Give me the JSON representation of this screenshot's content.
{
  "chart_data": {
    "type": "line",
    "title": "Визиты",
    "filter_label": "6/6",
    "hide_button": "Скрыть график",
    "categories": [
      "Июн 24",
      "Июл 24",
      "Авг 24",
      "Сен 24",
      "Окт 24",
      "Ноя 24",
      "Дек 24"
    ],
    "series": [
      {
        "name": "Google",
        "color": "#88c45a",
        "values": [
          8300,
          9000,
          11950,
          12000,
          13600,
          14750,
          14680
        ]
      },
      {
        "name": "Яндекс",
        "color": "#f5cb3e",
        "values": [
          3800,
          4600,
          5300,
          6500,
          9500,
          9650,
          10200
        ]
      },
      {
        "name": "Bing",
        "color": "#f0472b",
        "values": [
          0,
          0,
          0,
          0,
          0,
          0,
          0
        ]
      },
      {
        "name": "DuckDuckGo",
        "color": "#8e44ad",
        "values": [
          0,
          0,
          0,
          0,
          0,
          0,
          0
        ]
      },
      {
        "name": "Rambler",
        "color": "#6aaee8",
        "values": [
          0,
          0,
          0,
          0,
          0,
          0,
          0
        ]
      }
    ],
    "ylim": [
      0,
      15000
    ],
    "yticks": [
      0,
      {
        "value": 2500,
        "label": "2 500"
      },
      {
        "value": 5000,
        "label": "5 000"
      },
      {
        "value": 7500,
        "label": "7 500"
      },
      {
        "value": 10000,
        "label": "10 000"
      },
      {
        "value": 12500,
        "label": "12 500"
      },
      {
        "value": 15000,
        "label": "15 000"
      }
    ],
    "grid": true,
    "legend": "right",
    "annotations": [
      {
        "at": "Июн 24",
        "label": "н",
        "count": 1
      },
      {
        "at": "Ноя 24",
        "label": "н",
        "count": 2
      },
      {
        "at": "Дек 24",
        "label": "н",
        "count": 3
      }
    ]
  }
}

__________________________________________________

§ **WHAT TO PRODUCE**: Each line above must be printed exactly as it appears.

§ **FULL SOLUTION**:
Give me the JSON representation of this screenshot's content.
{
  "chart_data": {
    "type": "line",
    "title": "Визиты",
    "filter_label": "6/6",
    "hide_button": "Скрыть график",
    "categories": [
      "Июн 24",
      "Июл 24",
      "Авг 24",
      "Сен 24",
      "Окт 24",
      "Ноя 24",
      "Дек 24"
    ],
    "series": [
      {
        "name": "Google",
        "color": "#88c45a",
        "values": [
          8300,
          9000,
          11950,
          12000,
          13600,
          14750,
          14680
        ]
      },
      {
        "name": "Яндекс",
        "color": "#f5cb3e",
        "values": [
          3800,
          4600,
          5300,
          6500,
          9500,
          9650,
          10200
        ]
      },
      {
        "name": "Bing",
        "color": "#f0472b",
        "values": [
          0,
          0,
          0,
          0,
          0,
          0,
          0
        ]
      },
      {
        "name": "DuckDuckGo",
        "color": "#8e44ad",
        "values": [
          0,
          0,
          0,
          0,
          0,
          0,
          0
        ]
      },
      {
        "name": "Rambler",
        "color": "#6aaee8",
        "values": [
          0,
          0,
          0,
          0,
          0,
          0,
          0
        ]
      }
    ],
    "ylim": [
      0,
      15000
    ],
    "yticks": [
      0,
      {
        "value": 2500,
        "label": "2 500"
      },
      {
        "value": 5000,
        "label": "5 000"
      },
      {
        "value": 7500,
        "label": "7 500"
      },
      {
        "value": 10000,
        "label": "10 000"
      },
      {
        "value": 12500,
        "label": "12 500"
      },
      {
        "value": 15000,
        "label": "15 000"
      }
    ],
    "grid": true,
    "legend": "right",
    "annotations": [
      {
        "at": "Июн 24",
        "label": "н",
        "count": 1
      },
      {
        "at": "Ноя 24",
        "label": "н",
        "count": 2
      },
      {
        "at": "Дек 24",
        "label": "н",
        "count": 3
      }
    ]
  }
}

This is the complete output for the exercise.